# Items from a figure collection:

-- begin --

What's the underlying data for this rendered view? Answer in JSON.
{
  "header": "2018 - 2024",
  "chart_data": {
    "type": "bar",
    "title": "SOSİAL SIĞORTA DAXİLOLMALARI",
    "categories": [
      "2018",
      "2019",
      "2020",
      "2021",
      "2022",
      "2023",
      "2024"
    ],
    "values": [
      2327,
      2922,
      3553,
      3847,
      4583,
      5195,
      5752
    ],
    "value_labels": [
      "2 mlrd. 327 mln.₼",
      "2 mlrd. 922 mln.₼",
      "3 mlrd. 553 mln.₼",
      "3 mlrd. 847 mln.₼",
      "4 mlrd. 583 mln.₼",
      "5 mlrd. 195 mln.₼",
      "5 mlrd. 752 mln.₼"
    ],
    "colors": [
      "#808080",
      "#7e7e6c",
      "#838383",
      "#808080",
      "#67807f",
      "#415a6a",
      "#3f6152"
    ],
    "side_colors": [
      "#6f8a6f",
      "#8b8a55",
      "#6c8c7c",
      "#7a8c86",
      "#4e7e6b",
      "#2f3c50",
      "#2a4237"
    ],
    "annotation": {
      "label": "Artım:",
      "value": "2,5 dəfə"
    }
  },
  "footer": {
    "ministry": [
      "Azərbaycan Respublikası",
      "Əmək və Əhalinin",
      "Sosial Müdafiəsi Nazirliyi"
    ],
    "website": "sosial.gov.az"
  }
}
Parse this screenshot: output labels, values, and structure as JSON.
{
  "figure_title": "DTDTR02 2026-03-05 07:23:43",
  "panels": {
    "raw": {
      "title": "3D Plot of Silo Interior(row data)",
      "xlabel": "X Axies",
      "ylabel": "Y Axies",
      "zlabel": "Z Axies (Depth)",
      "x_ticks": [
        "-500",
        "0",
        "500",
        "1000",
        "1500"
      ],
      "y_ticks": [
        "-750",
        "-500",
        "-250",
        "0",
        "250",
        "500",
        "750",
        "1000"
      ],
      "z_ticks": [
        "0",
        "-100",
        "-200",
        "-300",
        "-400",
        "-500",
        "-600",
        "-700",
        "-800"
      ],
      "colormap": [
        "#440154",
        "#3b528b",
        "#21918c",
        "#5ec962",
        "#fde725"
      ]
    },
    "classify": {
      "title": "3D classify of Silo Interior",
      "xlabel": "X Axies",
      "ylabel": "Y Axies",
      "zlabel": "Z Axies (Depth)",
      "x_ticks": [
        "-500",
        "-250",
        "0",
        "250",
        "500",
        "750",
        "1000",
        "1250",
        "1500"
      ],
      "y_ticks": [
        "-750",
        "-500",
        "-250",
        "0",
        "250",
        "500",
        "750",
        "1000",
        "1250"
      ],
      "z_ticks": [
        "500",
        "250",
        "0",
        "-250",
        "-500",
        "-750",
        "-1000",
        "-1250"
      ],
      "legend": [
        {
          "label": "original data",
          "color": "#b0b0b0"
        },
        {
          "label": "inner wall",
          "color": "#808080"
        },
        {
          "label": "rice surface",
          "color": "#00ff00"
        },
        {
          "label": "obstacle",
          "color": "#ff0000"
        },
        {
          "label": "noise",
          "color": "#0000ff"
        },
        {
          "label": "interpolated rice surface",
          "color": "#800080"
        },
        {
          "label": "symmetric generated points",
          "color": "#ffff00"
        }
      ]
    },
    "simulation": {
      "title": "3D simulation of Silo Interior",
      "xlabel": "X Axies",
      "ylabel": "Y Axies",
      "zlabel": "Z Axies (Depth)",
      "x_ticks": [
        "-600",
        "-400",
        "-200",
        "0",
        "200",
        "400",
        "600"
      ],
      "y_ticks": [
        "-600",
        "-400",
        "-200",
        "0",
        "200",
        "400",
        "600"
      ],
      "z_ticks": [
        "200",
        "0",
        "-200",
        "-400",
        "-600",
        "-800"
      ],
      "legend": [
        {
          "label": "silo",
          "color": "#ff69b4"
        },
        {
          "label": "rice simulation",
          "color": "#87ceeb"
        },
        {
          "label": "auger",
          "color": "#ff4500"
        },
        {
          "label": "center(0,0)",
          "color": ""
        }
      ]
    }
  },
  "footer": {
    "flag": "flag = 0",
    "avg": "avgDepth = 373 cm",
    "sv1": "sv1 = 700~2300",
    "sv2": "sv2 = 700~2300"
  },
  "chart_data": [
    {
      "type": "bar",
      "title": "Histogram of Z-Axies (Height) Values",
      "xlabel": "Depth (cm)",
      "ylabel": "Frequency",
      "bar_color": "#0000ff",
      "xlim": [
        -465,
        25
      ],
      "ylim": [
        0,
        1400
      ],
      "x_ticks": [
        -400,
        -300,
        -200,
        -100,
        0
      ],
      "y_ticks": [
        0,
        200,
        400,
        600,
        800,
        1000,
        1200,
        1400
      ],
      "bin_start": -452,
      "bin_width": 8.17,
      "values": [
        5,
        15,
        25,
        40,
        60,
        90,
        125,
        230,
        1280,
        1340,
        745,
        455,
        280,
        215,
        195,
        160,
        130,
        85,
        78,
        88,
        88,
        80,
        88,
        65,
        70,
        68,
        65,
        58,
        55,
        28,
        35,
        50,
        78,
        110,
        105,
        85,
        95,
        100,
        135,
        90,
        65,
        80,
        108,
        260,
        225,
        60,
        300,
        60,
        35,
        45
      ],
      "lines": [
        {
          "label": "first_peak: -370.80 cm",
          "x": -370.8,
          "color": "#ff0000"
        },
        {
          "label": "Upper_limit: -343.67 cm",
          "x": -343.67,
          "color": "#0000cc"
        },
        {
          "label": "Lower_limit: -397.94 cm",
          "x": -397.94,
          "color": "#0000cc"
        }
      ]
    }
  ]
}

-- end --

# Problem to work on:
Reproduce the full listing above, character for character.

# Task answer:
What's the underlying data for this rendered view? Answer in JSON.
{
  "header": "2018 - 2024",
  "chart_data": {
    "type": "bar",
    "title": "SOSİAL SIĞORTA DAXİLOLMALARI",
    "categories": [
      "2018",
      "2019",
      "2020",
      "2021",
      "2022",
      "2023",
      "2024"
    ],
    "values": [
      2327,
      2922,
      3553,
      3847,
      4583,
      5195,
      5752
    ],
    "value_labels": [
      "2 mlrd. 327 mln.₼",
      "2 mlrd. 922 mln.₼",
      "3 mlrd. 553 mln.₼",
      "3 mlrd. 847 mln.₼",
      "4 mlrd. 583 mln.₼",
      "5 mlrd. 195 mln.₼",
      "5 mlrd. 752 mln.₼"
    ],
    "colors": [
      "#808080",
      "#7e7e6c",
      "#838383",
      "#808080",
      "#67807f",
      "#415a6a",
      "#3f6152"
    ],
    "side_colors": [
      "#6f8a6f",
      "#8b8a55",
      "#6c8c7c",
      "#7a8c86",
      "#4e7e6b",
      "#2f3c50",
      "#2a4237"
    ],
    "annotation": {
      "label": "Artım:",
      "value": "2,5 dəfə"
    }
  },
  "footer": {
    "ministry": [
      "Azərbaycan Respublikası",
      "Əmək və Əhalinin",
      "Sosial Müdafiəsi Nazirliyi"
    ],
    "website": "sosial.gov.az"
  }
}
Parse this screenshot: output labels, values, and structure as JSON.
{
  "figure_title": "DTDTR02 2026-03-05 07:23:43",
  "panels": {
    "raw": {
      "title": "3D Plot of Silo Interior(row data)",
      "xlabel": "X Axies",
      "ylabel": "Y Axies",
      "zlabel": "Z Axies (Depth)",
      "x_ticks": [
        "-500",
        "0",
        "500",
        "1000",
        "1500"
      ],
      "y_ticks": [
        "-750",
        "-500",
        "-250",
        "0",
        "250",
        "500",
        "750",
        "1000"
      ],
      "z_ticks": [
        "0",
        "-100",
        "-200",
        "-300",
        "-400",
        "-500",
        "-600",
        "-700",
        "-800"
      ],
      "colormap": [
        "#440154",
        "#3b528b",
        "#21918c",
        "#5ec962",
        "#fde725"
      ]
    },
    "classify": {
      "title": "3D classify of Silo Interior",
      "xlabel": "X Axies",
      "ylabel": "Y Axies",
      "zlabel": "Z Axies (Depth)",
      "x_ticks": [
        "-500",
        "-250",
        "0",
        "250",
        "500",
        "750",
        "1000",
        "1250",
        "1500"
      ],
      "y_ticks": [
        "-750",
        "-500",
        "-250",
        "0",
        "250",
        "500",
        "750",
        "1000",
        "1250"
      ],
      "z_ticks": [
        "500",
        "250",
        "0",
        "-250",
        "-500",
        "-750",
        "-1000",
        "-1250"
      ],
      "legend": [
        {
          "label": "original data",
          "color": "#b0b0b0"
        },
        {
          "label": "inner wall",
          "color": "#808080"
        },
        {
          "label": "rice surface",
          "color": "#00ff00"
        },
        {
          "label": "obstacle",
          "color": "#ff0000"
        },
        {
          "label": "noise",
          "color": "#0000ff"
        },
        {
          "label": "interpolated rice surface",
          "color": "#800080"
        },
        {
          "label": "symmetric generated points",
          "color": "#ffff00"
        }
      ]
    },
    "simulation": {
      "title": "3D simulation of Silo Interior",
      "xlabel": "X Axies",
      "ylabel": "Y Axies",
      "zlabel": "Z Axies (Depth)",
      "x_ticks": [
        "-600",
        "-400",
        "-200",
        "0",
        "200",
        "400",
        "600"
      ],
      "y_ticks": [
        "-600",
        "-400",
        "-200",
        "0",
        "200",
        "400",
        "600"
      ],
      "z_ticks": [
        "200",
        "0",
        "-200",
        "-400",
        "-600",
        "-800"
      ],
      "legend": [
        {
          "label": "silo",
          "color": "#ff69b4"
        },
        {
          "label": "rice simulation",
          "color": "#87ceeb"
        },
        {
          "label": "auger",
          "color": "#ff4500"
        },
        {
          "label": "center(0,0)",
          "color": ""
        }
      ]
    }
  },
  "footer": {
    "flag": "flag = 0",
    "avg": "avgDepth = 373 cm",
    "sv1": "sv1 = 700~2300",
    "sv2": "sv2 = 700~2300"
  },
  "chart_data": [
    {
      "type": "bar",
      "title": "Histogram of Z-Axies (Height) Values",
      "xlabel": "Depth (cm)",
      "ylabel": "Frequency",
      "bar_color": "#0000ff",
      "xlim": [
        -465,
        25
      ],
      "ylim": [
        0,
        1400
      ],
      "x_ticks": [
        -400,
        -300,
        -200,
        -100,
        0
      ],
      "y_ticks": [
        0,
        200,
        400,
        600,
        800,
        1000,
        1200,
        1400
      ],
      "bin_start": -452,
      "bin_width": 8.17,
      "values": [
        5,
        15,
        25,
        40,
        60,
        90,
        125,
        230,
        1280,
        1340,
        745,
        455,
        280,
        215,
        195,
        160,
        130,
        85,
        78,
        88,
        88,
        80,
        88,
        65,
        70,
        68,
        65,
        58,
        55,
        28,
        35,
        50,
        78,
        110,
        105,
        85,
        95,
        100,
        135,
        90,
        65,
        80,
        108,
        260,
        225,
        60,
        300,
        60,
        35,
        45
      ],
      "lines": [
        {
          "label": "first_peak: -370.80 cm",
          "x": -370.8,
          "color": "#ff0000"
        },
        {
          "label": "Upper_limit: -343.67 cm",
          "x": -343.67,
          "color": "#0000cc"
        },
        {
          "label": "Lower_limit: -397.94 cm",
          "x": -397.94,
          "color": "#0000cc"
        }
      ]
    }
  ]
}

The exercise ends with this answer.